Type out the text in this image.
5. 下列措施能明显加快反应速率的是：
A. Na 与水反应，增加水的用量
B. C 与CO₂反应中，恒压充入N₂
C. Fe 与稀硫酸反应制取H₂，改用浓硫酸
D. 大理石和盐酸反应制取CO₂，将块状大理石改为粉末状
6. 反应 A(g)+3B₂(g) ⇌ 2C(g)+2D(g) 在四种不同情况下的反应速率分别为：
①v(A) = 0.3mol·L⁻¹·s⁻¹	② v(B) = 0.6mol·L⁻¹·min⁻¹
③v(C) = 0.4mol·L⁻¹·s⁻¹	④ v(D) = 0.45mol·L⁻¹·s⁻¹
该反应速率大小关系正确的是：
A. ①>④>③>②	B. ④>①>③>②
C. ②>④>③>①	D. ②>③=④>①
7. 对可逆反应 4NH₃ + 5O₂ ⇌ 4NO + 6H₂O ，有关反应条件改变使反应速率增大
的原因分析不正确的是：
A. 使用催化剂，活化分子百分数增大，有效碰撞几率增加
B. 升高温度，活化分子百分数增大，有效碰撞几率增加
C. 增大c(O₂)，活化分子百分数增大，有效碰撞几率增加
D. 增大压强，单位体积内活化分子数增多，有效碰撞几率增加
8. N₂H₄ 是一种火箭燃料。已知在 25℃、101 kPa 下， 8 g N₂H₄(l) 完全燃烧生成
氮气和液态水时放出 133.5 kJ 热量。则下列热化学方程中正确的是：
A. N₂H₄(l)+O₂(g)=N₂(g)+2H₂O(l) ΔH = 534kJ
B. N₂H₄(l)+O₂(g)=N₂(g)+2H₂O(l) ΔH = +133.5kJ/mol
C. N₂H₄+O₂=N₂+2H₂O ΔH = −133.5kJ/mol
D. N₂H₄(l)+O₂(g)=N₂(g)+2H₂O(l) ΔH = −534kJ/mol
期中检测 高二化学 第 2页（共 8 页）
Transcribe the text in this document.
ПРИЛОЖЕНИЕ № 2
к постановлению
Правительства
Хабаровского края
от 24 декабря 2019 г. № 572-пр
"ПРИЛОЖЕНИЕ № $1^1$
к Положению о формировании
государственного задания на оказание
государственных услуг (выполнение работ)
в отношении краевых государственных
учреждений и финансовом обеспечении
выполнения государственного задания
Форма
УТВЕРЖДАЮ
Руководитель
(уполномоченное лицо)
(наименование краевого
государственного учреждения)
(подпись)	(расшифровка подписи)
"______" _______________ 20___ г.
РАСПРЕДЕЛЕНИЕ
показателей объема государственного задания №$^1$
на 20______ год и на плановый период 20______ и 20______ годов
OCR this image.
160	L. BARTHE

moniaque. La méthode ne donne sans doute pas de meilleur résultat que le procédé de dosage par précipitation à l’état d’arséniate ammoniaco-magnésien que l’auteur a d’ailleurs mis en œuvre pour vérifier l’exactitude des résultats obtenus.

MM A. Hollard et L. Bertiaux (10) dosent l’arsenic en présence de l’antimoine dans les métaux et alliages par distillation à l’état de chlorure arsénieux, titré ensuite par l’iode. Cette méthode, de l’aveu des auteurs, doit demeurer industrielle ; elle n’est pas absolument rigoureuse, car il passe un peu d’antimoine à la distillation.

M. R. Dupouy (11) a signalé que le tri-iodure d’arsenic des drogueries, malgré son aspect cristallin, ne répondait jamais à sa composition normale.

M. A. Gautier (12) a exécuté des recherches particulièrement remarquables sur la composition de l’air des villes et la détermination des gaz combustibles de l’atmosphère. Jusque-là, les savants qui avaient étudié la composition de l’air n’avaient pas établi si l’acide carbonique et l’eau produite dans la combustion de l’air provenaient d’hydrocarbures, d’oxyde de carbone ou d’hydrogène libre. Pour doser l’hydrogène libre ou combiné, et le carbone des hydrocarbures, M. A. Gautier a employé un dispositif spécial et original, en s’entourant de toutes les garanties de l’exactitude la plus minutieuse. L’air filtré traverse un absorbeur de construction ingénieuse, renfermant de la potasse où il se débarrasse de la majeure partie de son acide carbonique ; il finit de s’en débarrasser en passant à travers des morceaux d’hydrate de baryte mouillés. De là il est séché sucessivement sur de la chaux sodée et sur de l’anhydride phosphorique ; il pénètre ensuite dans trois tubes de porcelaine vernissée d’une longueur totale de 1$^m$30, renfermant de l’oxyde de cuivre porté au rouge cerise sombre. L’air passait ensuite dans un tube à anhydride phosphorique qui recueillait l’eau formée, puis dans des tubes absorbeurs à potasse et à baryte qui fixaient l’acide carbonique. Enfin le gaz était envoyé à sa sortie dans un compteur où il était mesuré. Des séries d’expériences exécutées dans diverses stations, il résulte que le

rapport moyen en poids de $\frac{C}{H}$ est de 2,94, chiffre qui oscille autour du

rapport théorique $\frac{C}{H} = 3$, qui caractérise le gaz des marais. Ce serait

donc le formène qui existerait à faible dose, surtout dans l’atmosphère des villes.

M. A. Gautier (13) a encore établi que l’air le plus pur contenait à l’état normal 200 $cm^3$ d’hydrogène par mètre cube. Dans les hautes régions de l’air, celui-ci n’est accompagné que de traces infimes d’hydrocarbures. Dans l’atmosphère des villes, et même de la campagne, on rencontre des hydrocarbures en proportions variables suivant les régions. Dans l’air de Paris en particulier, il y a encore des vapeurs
----------
Aim » Locate the lines above that contain "text" and copy them.

Output »
Type out the text in this image.
Transcribe the text in this document.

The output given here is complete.